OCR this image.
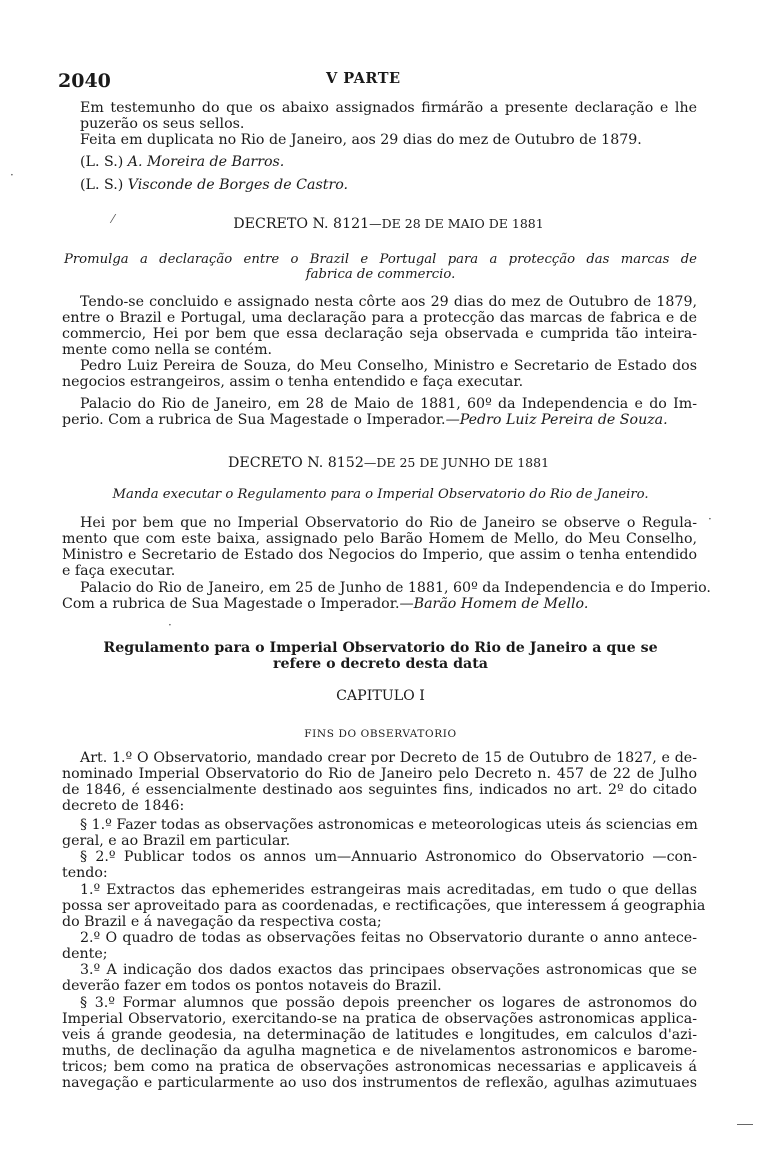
2040	V PARTE
Em testemunho do que os abaixo assignados firmárão a presente declaração e lhe
puzerão os seus sellos.
Feita em duplicata no Rio de Janeiro, aos 29 dias do mez de Outubro de 1879.
(L. S.) A. Moreira de Barros.
(L. S.) Visconde de Borges de Castro.
DECRETO N. 8121—DE 28 DE MAIO DE 1881
Promulga a declaração entre o Brazil e Portugal para a protecção das marcas de
fabrica de commercio.
Tendo-se concluido e assignado nesta côrte aos 29 dias do mez de Outubro de 1879,
entre o Brazil e Portugal, uma declaração para a protecção das marcas de fabrica e de
commercio, Hei por bem que essa declaração seja observada e cumprida tão inteira-
mente como nella se contém.
Pedro Luiz Pereira de Souza, do Meu Conselho, Ministro e Secretario de Estado dos
negocios estrangeiros, assim o tenha entendido e faça executar.
Palacio do Rio de Janeiro, em 28 de Maio de 1881, 60º da Independencia e do Im-
perio. Com a rubrica de Sua Magestade o Imperador.—Pedro Luiz Pereira de Souza.
DECRETO N. 8152—DE 25 DE JUNHO DE 1881
Manda executar o Regulamento para o Imperial Observatorio do Rio de Janeiro.
Hei por bem que no Imperial Observatorio do Rio de Janeiro se observe o Regula-
mento que com este baixa, assignado pelo Barão Homem de Mello, do Meu Conselho,
Ministro e Secretario de Estado dos Negocios do Imperio, que assim o tenha entendido
e faça executar.
Palacio do Rio de Janeiro, em 25 de Junho de 1881, 60º da Independencia e do Imperio.
Com a rubrica de Sua Magestade o Imperador.—Barão Homem de Mello.
Regulamento para o Imperial Observatorio do Rio de Janeiro a que se
refere o decreto desta data
CAPITULO I
FINS DO OBSERVATORIO
Art. 1.º O Observatorio, mandado crear por Decreto de 15 de Outubro de 1827, e de-
nominado Imperial Observatorio do Rio de Janeiro pelo Decreto n. 457 de 22 de Julho
de 1846, é essencialmente destinado aos seguintes fins, indicados no art. 2º do citado
decreto de 1846:
§ 1.º Fazer todas as observações astronomicas e meteorologicas uteis ás sciencias em
geral, e ao Brazil em particular.
§ 2.º Publicar todos os annos um—Annuario Astronomico do Observatorio —con-
tendo:
1.º Extractos das ephemerides estrangeiras mais acreditadas, em tudo o que dellas
possa ser aproveitado para as coordenadas, e rectificações, que interessem á geographia
do Brazil e á navegação da respectiva costa;
2.º O quadro de todas as observações feitas no Observatorio durante o anno antece-
dente;
3.º A indicação dos dados exactos das principaes observações astronomicas que se
deverão fazer em todos os pontos notaveis do Brazil.
§ 3.º Formar alumnos que possão depois preencher os logares de astronomos do
Imperial Observatorio, exercitando-se na pratica de observações astronomicas applica-
veis á grande geodesia, na determinação de latitudes e longitudes, em calculos d'azi-
muths, de declinação da agulha magnetica e de nivelamentos astronomicos e barome-
tricos; bem como na pratica de observações astronomicas necessarias e applicaveis á
navegação e particularmente ao uso dos instrumentos de reflexão, agulhas azimutuaes
·
⁄
·
·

+--

Pictures are excluded; output everything else in the data verbatim.

#### [Result for this task]
OCR this image.
2040	V PARTE
Em testemunho do que os abaixo assignados firmárão a presente declaração e lhe
puzerão os seus sellos.
Feita em duplicata no Rio de Janeiro, aos 29 dias do mez de Outubro de 1879.
(L. S.) A. Moreira de Barros.
(L. S.) Visconde de Borges de Castro.
DECRETO N. 8121—DE 28 DE MAIO DE 1881
Promulga a declaração entre o Brazil e Portugal para a protecção das marcas de
fabrica de commercio.
Tendo-se concluido e assignado nesta côrte aos 29 dias do mez de Outubro de 1879,
entre o Brazil e Portugal, uma declaração para a protecção das marcas de fabrica e de
commercio, Hei por bem que essa declaração seja observada e cumprida tão inteira-
mente como nella se contém.
Pedro Luiz Pereira de Souza, do Meu Conselho, Ministro e Secretario de Estado dos
negocios estrangeiros, assim o tenha entendido e faça executar.
Palacio do Rio de Janeiro, em 28 de Maio de 1881, 60º da Independencia e do Im-
perio. Com a rubrica de Sua Magestade o Imperador.—Pedro Luiz Pereira de Souza.
DECRETO N. 8152—DE 25 DE JUNHO DE 1881
Manda executar o Regulamento para o Imperial Observatorio do Rio de Janeiro.
Hei por bem que no Imperial Observatorio do Rio de Janeiro se observe o Regula-
mento que com este baixa, assignado pelo Barão Homem de Mello, do Meu Conselho,
Ministro e Secretario de Estado dos Negocios do Imperio, que assim o tenha entendido
e faça executar.
Palacio do Rio de Janeiro, em 25 de Junho de 1881, 60º da Independencia e do Imperio.
Com a rubrica de Sua Magestade o Imperador.—Barão Homem de Mello.
Regulamento para o Imperial Observatorio do Rio de Janeiro a que se
refere o decreto desta data
CAPITULO I
FINS DO OBSERVATORIO
Art. 1.º O Observatorio, mandado crear por Decreto de 15 de Outubro de 1827, e de-
nominado Imperial Observatorio do Rio de Janeiro pelo Decreto n. 457 de 22 de Julho
de 1846, é essencialmente destinado aos seguintes fins, indicados no art. 2º do citado
decreto de 1846:
§ 1.º Fazer todas as observações astronomicas e meteorologicas uteis ás sciencias em
geral, e ao Brazil em particular.
§ 2.º Publicar todos os annos um—Annuario Astronomico do Observatorio —con-
tendo:
1.º Extractos das ephemerides estrangeiras mais acreditadas, em tudo o que dellas
possa ser aproveitado para as coordenadas, e rectificações, que interessem á geographia
do Brazil e á navegação da respectiva costa;
2.º O quadro de todas as observações feitas no Observatorio durante o anno antece-
dente;
3.º A indicação dos dados exactos das principaes observações astronomicas que se
deverão fazer em todos os pontos notaveis do Brazil.
§ 3.º Formar alumnos que possão depois preencher os logares de astronomos do
Imperial Observatorio, exercitando-se na pratica de observações astronomicas applica-
veis á grande geodesia, na determinação de latitudes e longitudes, em calculos d'azi-
muths, de declinação da agulha magnetica e de nivelamentos astronomicos e barome-
tricos; bem como na pratica de observações astronomicas necessarias e applicaveis á
navegação e particularmente ao uso dos instrumentos de reflexão, agulhas azimutuaes
·
⁄
·
·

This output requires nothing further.